**WRITTEN EXERCISE**: For the material that follows, list every line containing the word "αποστολή".

**RECORDS FOR THE TASK**:
━━━━━━━━━━━━━━━━━━━━━━━━━━━━━━

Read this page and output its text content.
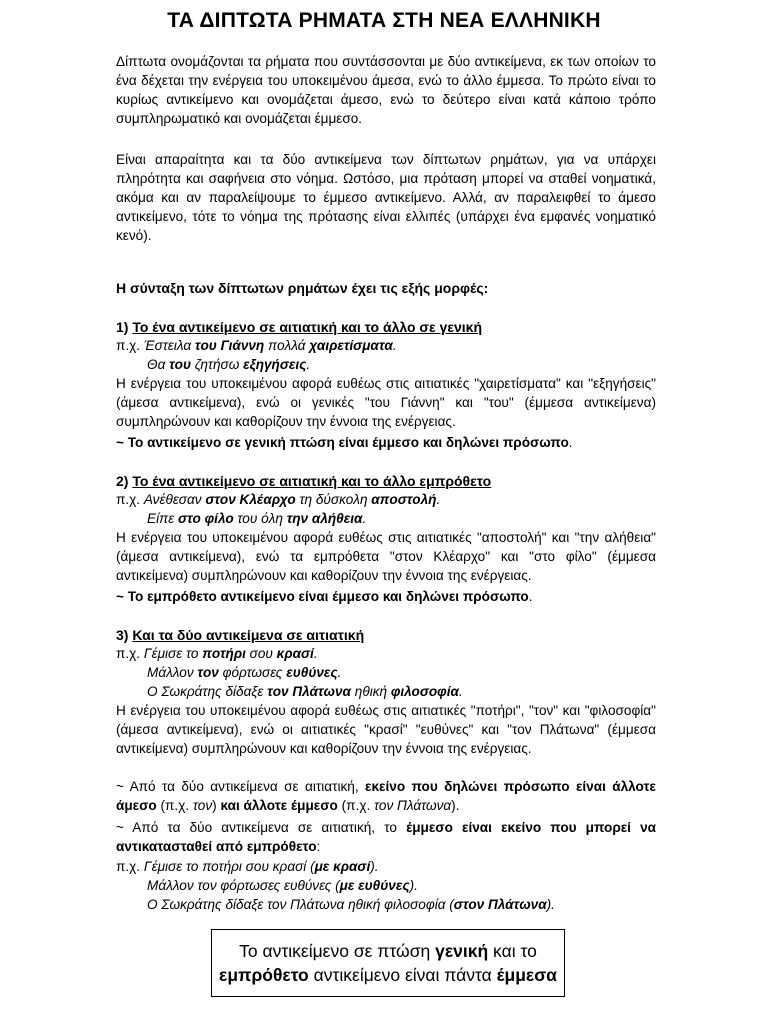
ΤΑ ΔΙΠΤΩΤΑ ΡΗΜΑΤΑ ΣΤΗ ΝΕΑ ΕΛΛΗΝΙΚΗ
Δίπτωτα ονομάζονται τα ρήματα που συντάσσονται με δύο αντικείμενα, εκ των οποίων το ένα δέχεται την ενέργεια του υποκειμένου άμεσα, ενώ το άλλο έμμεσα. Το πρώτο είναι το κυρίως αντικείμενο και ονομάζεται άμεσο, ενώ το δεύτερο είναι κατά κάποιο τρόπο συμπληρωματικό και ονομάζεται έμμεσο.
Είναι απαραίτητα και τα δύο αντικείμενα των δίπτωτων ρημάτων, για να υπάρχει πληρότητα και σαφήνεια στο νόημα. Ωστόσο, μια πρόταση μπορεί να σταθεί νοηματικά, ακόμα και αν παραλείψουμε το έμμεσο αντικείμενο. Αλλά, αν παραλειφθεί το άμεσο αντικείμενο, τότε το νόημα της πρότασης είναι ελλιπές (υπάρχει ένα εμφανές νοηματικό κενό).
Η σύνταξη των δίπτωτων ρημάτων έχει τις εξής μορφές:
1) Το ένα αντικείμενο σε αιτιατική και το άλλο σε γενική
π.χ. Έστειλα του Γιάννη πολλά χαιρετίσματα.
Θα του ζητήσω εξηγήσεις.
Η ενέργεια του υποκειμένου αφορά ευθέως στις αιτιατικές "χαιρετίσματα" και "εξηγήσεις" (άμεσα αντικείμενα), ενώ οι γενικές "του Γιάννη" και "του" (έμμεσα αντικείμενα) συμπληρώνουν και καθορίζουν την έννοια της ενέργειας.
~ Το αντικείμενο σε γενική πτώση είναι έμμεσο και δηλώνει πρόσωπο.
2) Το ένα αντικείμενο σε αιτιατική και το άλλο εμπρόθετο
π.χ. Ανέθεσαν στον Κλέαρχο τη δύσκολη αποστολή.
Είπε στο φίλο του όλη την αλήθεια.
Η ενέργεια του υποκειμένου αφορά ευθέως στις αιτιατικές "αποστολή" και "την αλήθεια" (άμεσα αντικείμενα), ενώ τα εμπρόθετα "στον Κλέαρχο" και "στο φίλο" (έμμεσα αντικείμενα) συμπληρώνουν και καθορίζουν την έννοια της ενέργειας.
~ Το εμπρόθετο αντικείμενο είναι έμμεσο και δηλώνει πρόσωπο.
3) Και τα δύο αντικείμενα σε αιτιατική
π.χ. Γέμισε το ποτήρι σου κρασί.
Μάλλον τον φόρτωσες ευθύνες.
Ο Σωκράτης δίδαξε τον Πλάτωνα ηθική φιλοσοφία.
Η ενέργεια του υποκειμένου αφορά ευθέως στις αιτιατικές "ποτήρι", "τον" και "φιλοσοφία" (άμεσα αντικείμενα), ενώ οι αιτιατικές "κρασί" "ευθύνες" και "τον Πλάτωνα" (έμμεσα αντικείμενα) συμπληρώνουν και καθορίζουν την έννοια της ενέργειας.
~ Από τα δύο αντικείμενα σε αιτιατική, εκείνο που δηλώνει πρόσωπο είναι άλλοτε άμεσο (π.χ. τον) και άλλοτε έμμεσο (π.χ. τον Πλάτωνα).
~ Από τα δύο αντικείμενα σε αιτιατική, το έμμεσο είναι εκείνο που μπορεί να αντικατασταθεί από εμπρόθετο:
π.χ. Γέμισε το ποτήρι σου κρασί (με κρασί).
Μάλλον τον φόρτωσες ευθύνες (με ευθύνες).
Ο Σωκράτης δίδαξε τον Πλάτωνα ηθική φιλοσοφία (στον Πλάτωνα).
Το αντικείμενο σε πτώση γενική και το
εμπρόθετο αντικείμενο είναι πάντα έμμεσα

━━━━━━━━━━━━━━━━━━━━━━━━━━━━━━

**TASK ANSWER**:
π.χ. Ανέθεσαν στον Κλέαρχο τη δύσκολη αποστολή.
Η ενέργεια του υποκειμένου αφορά ευθέως στις αιτιατικές "αποστολή" και "την αλήθεια" (άμεσα αντικείμενα), ενώ τα εμπρόθετα "στον Κλέαρχο" και "στο φίλο" (έμμεσα αντικείμενα) συμπληρώνουν και καθορίζουν την έννοια της ενέργειας.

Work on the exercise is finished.